Records supplied:
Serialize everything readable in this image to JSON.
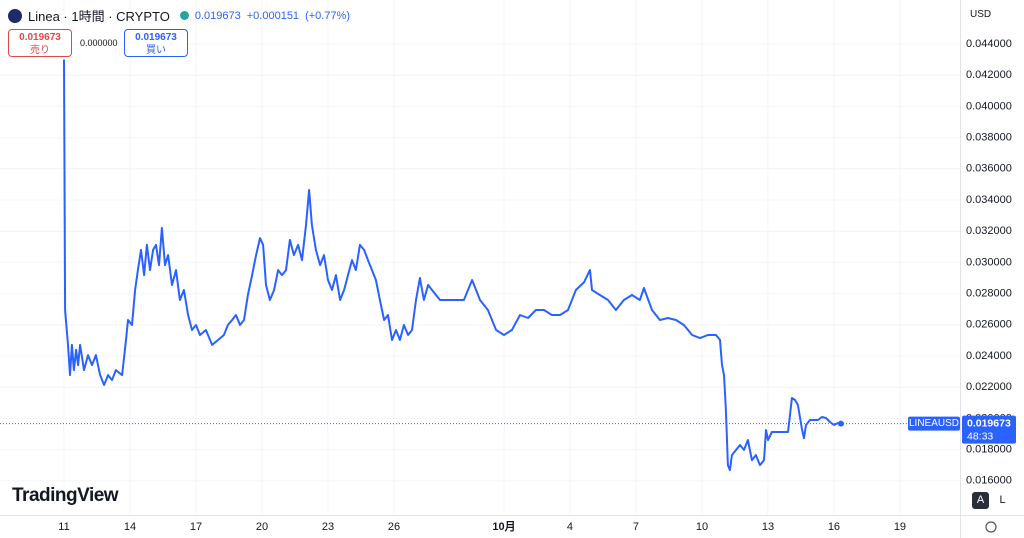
{
  "header": {
    "symbol": "Linea · 1時間 · CRYPTO",
    "price": "0.019673",
    "change": "+0.000151",
    "change_pct": "(+0.77%)",
    "currency": "USD"
  },
  "trade": {
    "sell_price": "0.019673",
    "sell_label": "売り",
    "spread": "0.000000",
    "buy_price": "0.019673",
    "buy_label": "買い"
  },
  "brand": "TradingView",
  "buttons": [
    "A",
    "L"
  ],
  "chart_data": {
    "type": "line",
    "last_price_label": "0.019673",
    "countdown": "48:33",
    "series": [
      {
        "name": "LINEAUSD",
        "color": "#2962ff",
        "x": [
          0,
          0.05,
          0.18,
          0.27,
          0.36,
          0.45,
          0.55,
          0.64,
          0.73,
          0.91,
          1.09,
          1.27,
          1.45,
          1.64,
          1.82,
          2,
          2.18,
          2.36,
          2.64,
          2.82,
          2.91,
          3.09,
          3.23,
          3.36,
          3.5,
          3.64,
          3.77,
          3.91,
          4.05,
          4.18,
          4.32,
          4.45,
          4.59,
          4.73,
          4.91,
          5.09,
          5.27,
          5.45,
          5.64,
          5.82,
          6,
          6.18,
          6.45,
          6.73,
          7,
          7.27,
          7.45,
          7.64,
          7.82,
          8,
          8.18,
          8.36,
          8.55,
          8.73,
          8.91,
          9.05,
          9.18,
          9.36,
          9.55,
          9.73,
          9.91,
          10.09,
          10.27,
          10.45,
          10.64,
          10.82,
          11,
          11.14,
          11.27,
          11.45,
          11.64,
          11.82,
          12,
          12.18,
          12.36,
          12.55,
          12.73,
          12.91,
          13.09,
          13.27,
          13.45,
          13.64,
          13.82,
          14,
          14.18,
          14.36,
          14.55,
          14.73,
          14.91,
          15.09,
          15.27,
          15.45,
          15.64,
          15.82,
          16,
          16.18,
          16.36,
          16.55,
          16.73,
          16.91,
          17.09,
          17.45,
          17.82,
          18.18,
          18.55,
          18.91,
          19.27,
          19.64,
          20,
          20.36,
          20.73,
          21.09,
          21.45,
          21.82,
          22.18,
          22.55,
          22.91,
          23.27,
          23.64,
          23.91,
          24,
          24.36,
          24.73,
          25.09,
          25.45,
          25.82,
          26.18,
          26.36,
          26.73,
          27.09,
          27.45,
          27.82,
          28.18,
          28.55,
          28.91,
          29.27,
          29.64,
          29.82,
          29.91,
          30,
          30.09,
          30.18,
          30.27,
          30.36,
          30.55,
          30.73,
          30.91,
          31.09,
          31.27,
          31.45,
          31.64,
          31.82,
          31.91,
          32,
          32.18,
          32.55,
          32.91,
          33,
          33.09,
          33.23,
          33.36,
          33.55,
          33.64,
          33.73,
          33.91,
          34.27,
          34.45,
          34.64,
          34.82,
          35,
          35.18,
          35.32
        ],
        "values": [
          0.043,
          0.02695,
          0.02471,
          0.02278,
          0.02471,
          0.0231,
          0.02439,
          0.02342,
          0.02471,
          0.0231,
          0.02406,
          0.02342,
          0.02406,
          0.02278,
          0.02214,
          0.02278,
          0.02246,
          0.0231,
          0.02278,
          0.02503,
          0.02631,
          0.02599,
          0.02823,
          0.02951,
          0.0308,
          0.02919,
          0.03112,
          0.02951,
          0.0308,
          0.03112,
          0.02983,
          0.03221,
          0.02983,
          0.03047,
          0.02855,
          0.02951,
          0.02759,
          0.02823,
          0.02663,
          0.02567,
          0.02599,
          0.02535,
          0.02567,
          0.02471,
          0.02503,
          0.02535,
          0.02599,
          0.02631,
          0.02663,
          0.02599,
          0.02631,
          0.02791,
          0.02919,
          0.03047,
          0.03156,
          0.03112,
          0.02855,
          0.02759,
          0.02823,
          0.02951,
          0.02919,
          0.02951,
          0.03144,
          0.03047,
          0.03112,
          0.03015,
          0.0324,
          0.03464,
          0.0324,
          0.0308,
          0.02983,
          0.03047,
          0.02887,
          0.02823,
          0.02919,
          0.02759,
          0.02823,
          0.02919,
          0.03015,
          0.02951,
          0.03112,
          0.0308,
          0.03015,
          0.02951,
          0.02887,
          0.02759,
          0.02631,
          0.02663,
          0.02503,
          0.02567,
          0.02503,
          0.02599,
          0.02535,
          0.02567,
          0.02759,
          0.029,
          0.02759,
          0.02855,
          0.02823,
          0.02791,
          0.02759,
          0.02759,
          0.02759,
          0.02759,
          0.02887,
          0.02759,
          0.02695,
          0.02567,
          0.02535,
          0.02567,
          0.02663,
          0.02644,
          0.02695,
          0.02695,
          0.02663,
          0.02663,
          0.02695,
          0.02823,
          0.02874,
          0.02951,
          0.02823,
          0.02791,
          0.02759,
          0.02695,
          0.02759,
          0.02791,
          0.02759,
          0.02836,
          0.02695,
          0.02631,
          0.02644,
          0.02631,
          0.02599,
          0.02535,
          0.02515,
          0.02535,
          0.02535,
          0.02503,
          0.02342,
          0.02278,
          0.02054,
          0.01701,
          0.01669,
          0.01765,
          0.01798,
          0.0183,
          0.01798,
          0.01862,
          0.01733,
          0.01765,
          0.01701,
          0.01733,
          0.01926,
          0.01862,
          0.01913,
          0.01913,
          0.01913,
          0.02022,
          0.02131,
          0.02118,
          0.02086,
          0.01926,
          0.01874,
          0.01958,
          0.0199,
          0.0199,
          0.02009,
          0.02003,
          0.01977,
          0.01958,
          0.01971,
          0.01967
        ]
      }
    ],
    "xlim": [
      -2.91,
      40.73
    ],
    "xticks": [
      {
        "value": 0,
        "label": "11"
      },
      {
        "value": 3,
        "label": "14"
      },
      {
        "value": 6,
        "label": "17"
      },
      {
        "value": 9,
        "label": "20"
      },
      {
        "value": 12,
        "label": "23"
      },
      {
        "value": 15,
        "label": "26"
      },
      {
        "value": 20,
        "label": "10月"
      },
      {
        "value": 23,
        "label": "4"
      },
      {
        "value": 26,
        "label": "7"
      },
      {
        "value": 29,
        "label": "10"
      },
      {
        "value": 32,
        "label": "13"
      },
      {
        "value": 35,
        "label": "16"
      },
      {
        "value": 38,
        "label": "19"
      }
    ],
    "ylim": [
      0.01381,
      0.04682
    ],
    "yticks": [
      {
        "value": 0.016,
        "label": "0.016000"
      },
      {
        "value": 0.018,
        "label": "0.018000"
      },
      {
        "value": 0.02,
        "label": "0.020000"
      },
      {
        "value": 0.022,
        "label": "0.022000"
      },
      {
        "value": 0.024,
        "label": "0.024000"
      },
      {
        "value": 0.026,
        "label": "0.026000"
      },
      {
        "value": 0.028,
        "label": "0.028000"
      },
      {
        "value": 0.03,
        "label": "0.030000"
      },
      {
        "value": 0.032,
        "label": "0.032000"
      },
      {
        "value": 0.034,
        "label": "0.034000"
      },
      {
        "value": 0.036,
        "label": "0.036000"
      },
      {
        "value": 0.038,
        "label": "0.038000"
      },
      {
        "value": 0.04,
        "label": "0.040000"
      },
      {
        "value": 0.042,
        "label": "0.042000"
      },
      {
        "value": 0.044,
        "label": "0.044000"
      }
    ],
    "grid": true
  }
}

Short exercise:
Print all entries exactly. The images do not belong in the copy.

Solution for this task:
Serialize everything readable in this image to JSON.
{
  "header": {
    "symbol": "Linea · 1時間 · CRYPTO",
    "price": "0.019673",
    "change": "+0.000151",
    "change_pct": "(+0.77%)",
    "currency": "USD"
  },
  "trade": {
    "sell_price": "0.019673",
    "sell_label": "売り",
    "spread": "0.000000",
    "buy_price": "0.019673",
    "buy_label": "買い"
  },
  "brand": "TradingView",
  "buttons": [
    "A",
    "L"
  ],
  "chart_data": {
    "type": "line",
    "last_price_label": "0.019673",
    "countdown": "48:33",
    "series": [
      {
        "name": "LINEAUSD",
        "color": "#2962ff",
        "x": [
          0,
          0.05,
          0.18,
          0.27,
          0.36,
          0.45,
          0.55,
          0.64,
          0.73,
          0.91,
          1.09,
          1.27,
          1.45,
          1.64,
          1.82,
          2,
          2.18,
          2.36,
          2.64,
          2.82,
          2.91,
          3.09,
          3.23,
          3.36,
          3.5,
          3.64,
          3.77,
          3.91,
          4.05,
          4.18,
          4.32,
          4.45,
          4.59,
          4.73,
          4.91,
          5.09,
          5.27,
          5.45,
          5.64,
          5.82,
          6,
          6.18,
          6.45,
          6.73,
          7,
          7.27,
          7.45,
          7.64,
          7.82,
          8,
          8.18,
          8.36,
          8.55,
          8.73,
          8.91,
          9.05,
          9.18,
          9.36,
          9.55,
          9.73,
          9.91,
          10.09,
          10.27,
          10.45,
          10.64,
          10.82,
          11,
          11.14,
          11.27,
          11.45,
          11.64,
          11.82,
          12,
          12.18,
          12.36,
          12.55,
          12.73,
          12.91,
          13.09,
          13.27,
          13.45,
          13.64,
          13.82,
          14,
          14.18,
          14.36,
          14.55,
          14.73,
          14.91,
          15.09,
          15.27,
          15.45,
          15.64,
          15.82,
          16,
          16.18,
          16.36,
          16.55,
          16.73,
          16.91,
          17.09,
          17.45,
          17.82,
          18.18,
          18.55,
          18.91,
          19.27,
          19.64,
          20,
          20.36,
          20.73,
          21.09,
          21.45,
          21.82,
          22.18,
          22.55,
          22.91,
          23.27,
          23.64,
          23.91,
          24,
          24.36,
          24.73,
          25.09,
          25.45,
          25.82,
          26.18,
          26.36,
          26.73,
          27.09,
          27.45,
          27.82,
          28.18,
          28.55,
          28.91,
          29.27,
          29.64,
          29.82,
          29.91,
          30,
          30.09,
          30.18,
          30.27,
          30.36,
          30.55,
          30.73,
          30.91,
          31.09,
          31.27,
          31.45,
          31.64,
          31.82,
          31.91,
          32,
          32.18,
          32.55,
          32.91,
          33,
          33.09,
          33.23,
          33.36,
          33.55,
          33.64,
          33.73,
          33.91,
          34.27,
          34.45,
          34.64,
          34.82,
          35,
          35.18,
          35.32
        ],
        "values": [
          0.043,
          0.02695,
          0.02471,
          0.02278,
          0.02471,
          0.0231,
          0.02439,
          0.02342,
          0.02471,
          0.0231,
          0.02406,
          0.02342,
          0.02406,
          0.02278,
          0.02214,
          0.02278,
          0.02246,
          0.0231,
          0.02278,
          0.02503,
          0.02631,
          0.02599,
          0.02823,
          0.02951,
          0.0308,
          0.02919,
          0.03112,
          0.02951,
          0.0308,
          0.03112,
          0.02983,
          0.03221,
          0.02983,
          0.03047,
          0.02855,
          0.02951,
          0.02759,
          0.02823,
          0.02663,
          0.02567,
          0.02599,
          0.02535,
          0.02567,
          0.02471,
          0.02503,
          0.02535,
          0.02599,
          0.02631,
          0.02663,
          0.02599,
          0.02631,
          0.02791,
          0.02919,
          0.03047,
          0.03156,
          0.03112,
          0.02855,
          0.02759,
          0.02823,
          0.02951,
          0.02919,
          0.02951,
          0.03144,
          0.03047,
          0.03112,
          0.03015,
          0.0324,
          0.03464,
          0.0324,
          0.0308,
          0.02983,
          0.03047,
          0.02887,
          0.02823,
          0.02919,
          0.02759,
          0.02823,
          0.02919,
          0.03015,
          0.02951,
          0.03112,
          0.0308,
          0.03015,
          0.02951,
          0.02887,
          0.02759,
          0.02631,
          0.02663,
          0.02503,
          0.02567,
          0.02503,
          0.02599,
          0.02535,
          0.02567,
          0.02759,
          0.029,
          0.02759,
          0.02855,
          0.02823,
          0.02791,
          0.02759,
          0.02759,
          0.02759,
          0.02759,
          0.02887,
          0.02759,
          0.02695,
          0.02567,
          0.02535,
          0.02567,
          0.02663,
          0.02644,
          0.02695,
          0.02695,
          0.02663,
          0.02663,
          0.02695,
          0.02823,
          0.02874,
          0.02951,
          0.02823,
          0.02791,
          0.02759,
          0.02695,
          0.02759,
          0.02791,
          0.02759,
          0.02836,
          0.02695,
          0.02631,
          0.02644,
          0.02631,
          0.02599,
          0.02535,
          0.02515,
          0.02535,
          0.02535,
          0.02503,
          0.02342,
          0.02278,
          0.02054,
          0.01701,
          0.01669,
          0.01765,
          0.01798,
          0.0183,
          0.01798,
          0.01862,
          0.01733,
          0.01765,
          0.01701,
          0.01733,
          0.01926,
          0.01862,
          0.01913,
          0.01913,
          0.01913,
          0.02022,
          0.02131,
          0.02118,
          0.02086,
          0.01926,
          0.01874,
          0.01958,
          0.0199,
          0.0199,
          0.02009,
          0.02003,
          0.01977,
          0.01958,
          0.01971,
          0.01967
        ]
      }
    ],
    "xlim": [
      -2.91,
      40.73
    ],
    "xticks": [
      {
        "value": 0,
        "label": "11"
      },
      {
        "value": 3,
        "label": "14"
      },
      {
        "value": 6,
        "label": "17"
      },
      {
        "value": 9,
        "label": "20"
      },
      {
        "value": 12,
        "label": "23"
      },
      {
        "value": 15,
        "label": "26"
      },
      {
        "value": 20,
        "label": "10月"
      },
      {
        "value": 23,
        "label": "4"
      },
      {
        "value": 26,
        "label": "7"
      },
      {
        "value": 29,
        "label": "10"
      },
      {
        "value": 32,
        "label": "13"
      },
      {
        "value": 35,
        "label": "16"
      },
      {
        "value": 38,
        "label": "19"
      }
    ],
    "ylim": [
      0.01381,
      0.04682
    ],
    "yticks": [
      {
        "value": 0.016,
        "label": "0.016000"
      },
      {
        "value": 0.018,
        "label": "0.018000"
      },
      {
        "value": 0.02,
        "label": "0.020000"
      },
      {
        "value": 0.022,
        "label": "0.022000"
      },
      {
        "value": 0.024,
        "label": "0.024000"
      },
      {
        "value": 0.026,
        "label": "0.026000"
      },
      {
        "value": 0.028,
        "label": "0.028000"
      },
      {
        "value": 0.03,
        "label": "0.030000"
      },
      {
        "value": 0.032,
        "label": "0.032000"
      },
      {
        "value": 0.034,
        "label": "0.034000"
      },
      {
        "value": 0.036,
        "label": "0.036000"
      },
      {
        "value": 0.038,
        "label": "0.038000"
      },
      {
        "value": 0.04,
        "label": "0.040000"
      },
      {
        "value": 0.042,
        "label": "0.042000"
      },
      {
        "value": 0.044,
        "label": "0.044000"
      }
    ],
    "grid": true
  }
}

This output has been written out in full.